* **REQUIREMENT**: Give only the number of lines in these records that contain the word "Iced".

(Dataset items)
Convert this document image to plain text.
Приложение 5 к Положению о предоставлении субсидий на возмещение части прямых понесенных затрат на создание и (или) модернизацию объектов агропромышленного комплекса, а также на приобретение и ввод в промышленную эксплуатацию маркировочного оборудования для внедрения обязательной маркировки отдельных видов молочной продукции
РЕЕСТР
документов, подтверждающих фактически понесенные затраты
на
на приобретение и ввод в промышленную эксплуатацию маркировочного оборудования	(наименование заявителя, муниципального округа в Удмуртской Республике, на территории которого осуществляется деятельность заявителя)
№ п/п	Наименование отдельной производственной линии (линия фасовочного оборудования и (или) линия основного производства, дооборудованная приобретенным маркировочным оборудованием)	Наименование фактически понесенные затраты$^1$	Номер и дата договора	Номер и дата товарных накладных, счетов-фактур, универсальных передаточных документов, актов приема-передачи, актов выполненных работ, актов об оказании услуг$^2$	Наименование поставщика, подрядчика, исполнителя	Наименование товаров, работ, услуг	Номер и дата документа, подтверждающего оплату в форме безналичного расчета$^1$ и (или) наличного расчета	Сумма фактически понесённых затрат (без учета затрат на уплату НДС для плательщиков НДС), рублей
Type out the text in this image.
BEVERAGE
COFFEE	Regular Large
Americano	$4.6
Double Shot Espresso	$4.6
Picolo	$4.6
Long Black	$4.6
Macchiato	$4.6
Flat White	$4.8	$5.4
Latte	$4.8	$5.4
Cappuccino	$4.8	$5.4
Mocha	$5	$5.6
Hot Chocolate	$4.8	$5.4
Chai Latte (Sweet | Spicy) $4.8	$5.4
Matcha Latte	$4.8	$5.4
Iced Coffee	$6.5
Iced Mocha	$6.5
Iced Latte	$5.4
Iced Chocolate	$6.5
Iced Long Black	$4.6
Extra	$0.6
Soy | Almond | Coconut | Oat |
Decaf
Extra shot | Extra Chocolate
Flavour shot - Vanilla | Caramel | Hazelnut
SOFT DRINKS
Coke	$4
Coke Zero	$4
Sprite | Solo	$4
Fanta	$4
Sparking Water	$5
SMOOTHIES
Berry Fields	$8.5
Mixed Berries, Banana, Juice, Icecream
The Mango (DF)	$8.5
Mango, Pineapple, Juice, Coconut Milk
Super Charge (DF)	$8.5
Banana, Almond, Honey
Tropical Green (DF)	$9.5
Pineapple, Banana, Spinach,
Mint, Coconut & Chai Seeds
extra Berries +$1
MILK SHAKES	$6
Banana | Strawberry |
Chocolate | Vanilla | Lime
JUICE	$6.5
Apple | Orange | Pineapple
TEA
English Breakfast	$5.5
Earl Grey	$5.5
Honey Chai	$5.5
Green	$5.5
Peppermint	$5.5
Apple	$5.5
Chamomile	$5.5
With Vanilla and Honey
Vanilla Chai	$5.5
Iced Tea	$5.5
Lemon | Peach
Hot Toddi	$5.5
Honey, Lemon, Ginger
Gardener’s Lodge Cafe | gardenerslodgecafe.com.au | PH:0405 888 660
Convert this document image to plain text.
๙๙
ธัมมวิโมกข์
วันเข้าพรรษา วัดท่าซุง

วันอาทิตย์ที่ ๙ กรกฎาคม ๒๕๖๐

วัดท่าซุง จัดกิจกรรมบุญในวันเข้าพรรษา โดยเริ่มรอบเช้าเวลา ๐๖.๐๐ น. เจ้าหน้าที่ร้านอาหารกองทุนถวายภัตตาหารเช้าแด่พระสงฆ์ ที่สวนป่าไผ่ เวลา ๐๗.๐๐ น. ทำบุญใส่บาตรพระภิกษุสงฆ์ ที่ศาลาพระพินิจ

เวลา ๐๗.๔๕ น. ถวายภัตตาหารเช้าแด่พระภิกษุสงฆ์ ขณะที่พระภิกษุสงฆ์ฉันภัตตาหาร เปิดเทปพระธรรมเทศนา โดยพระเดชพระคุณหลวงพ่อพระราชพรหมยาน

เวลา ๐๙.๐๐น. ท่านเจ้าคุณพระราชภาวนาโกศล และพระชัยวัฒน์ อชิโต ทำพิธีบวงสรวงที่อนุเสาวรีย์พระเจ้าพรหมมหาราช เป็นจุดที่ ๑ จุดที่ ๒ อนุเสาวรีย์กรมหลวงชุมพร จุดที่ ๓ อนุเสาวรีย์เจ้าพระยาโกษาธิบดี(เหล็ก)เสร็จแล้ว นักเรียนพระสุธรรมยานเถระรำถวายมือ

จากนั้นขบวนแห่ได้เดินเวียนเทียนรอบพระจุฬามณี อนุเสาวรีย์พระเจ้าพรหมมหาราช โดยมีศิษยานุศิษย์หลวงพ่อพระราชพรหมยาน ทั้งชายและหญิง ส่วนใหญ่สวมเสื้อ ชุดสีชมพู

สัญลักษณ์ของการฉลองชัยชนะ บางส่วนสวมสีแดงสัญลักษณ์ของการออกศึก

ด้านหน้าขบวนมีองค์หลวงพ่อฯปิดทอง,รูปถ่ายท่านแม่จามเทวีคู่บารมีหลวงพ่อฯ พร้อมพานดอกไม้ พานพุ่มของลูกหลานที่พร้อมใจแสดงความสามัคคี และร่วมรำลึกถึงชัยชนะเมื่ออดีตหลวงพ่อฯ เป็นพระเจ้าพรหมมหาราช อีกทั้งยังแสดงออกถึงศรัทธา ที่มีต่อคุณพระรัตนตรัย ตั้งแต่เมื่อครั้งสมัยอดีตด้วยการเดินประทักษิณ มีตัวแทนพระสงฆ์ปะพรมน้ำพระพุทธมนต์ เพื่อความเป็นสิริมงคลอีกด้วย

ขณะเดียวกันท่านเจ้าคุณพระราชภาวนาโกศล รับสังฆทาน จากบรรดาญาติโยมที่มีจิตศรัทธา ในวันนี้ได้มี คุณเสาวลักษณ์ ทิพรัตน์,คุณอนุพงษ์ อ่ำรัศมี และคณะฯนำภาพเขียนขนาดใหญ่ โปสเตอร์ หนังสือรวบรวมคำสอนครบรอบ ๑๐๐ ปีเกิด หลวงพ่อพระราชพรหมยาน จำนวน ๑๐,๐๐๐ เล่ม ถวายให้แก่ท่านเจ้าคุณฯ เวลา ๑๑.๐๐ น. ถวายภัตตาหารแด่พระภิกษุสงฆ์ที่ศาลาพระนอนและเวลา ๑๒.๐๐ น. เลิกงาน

* **THE COMPLETED TASK**: 6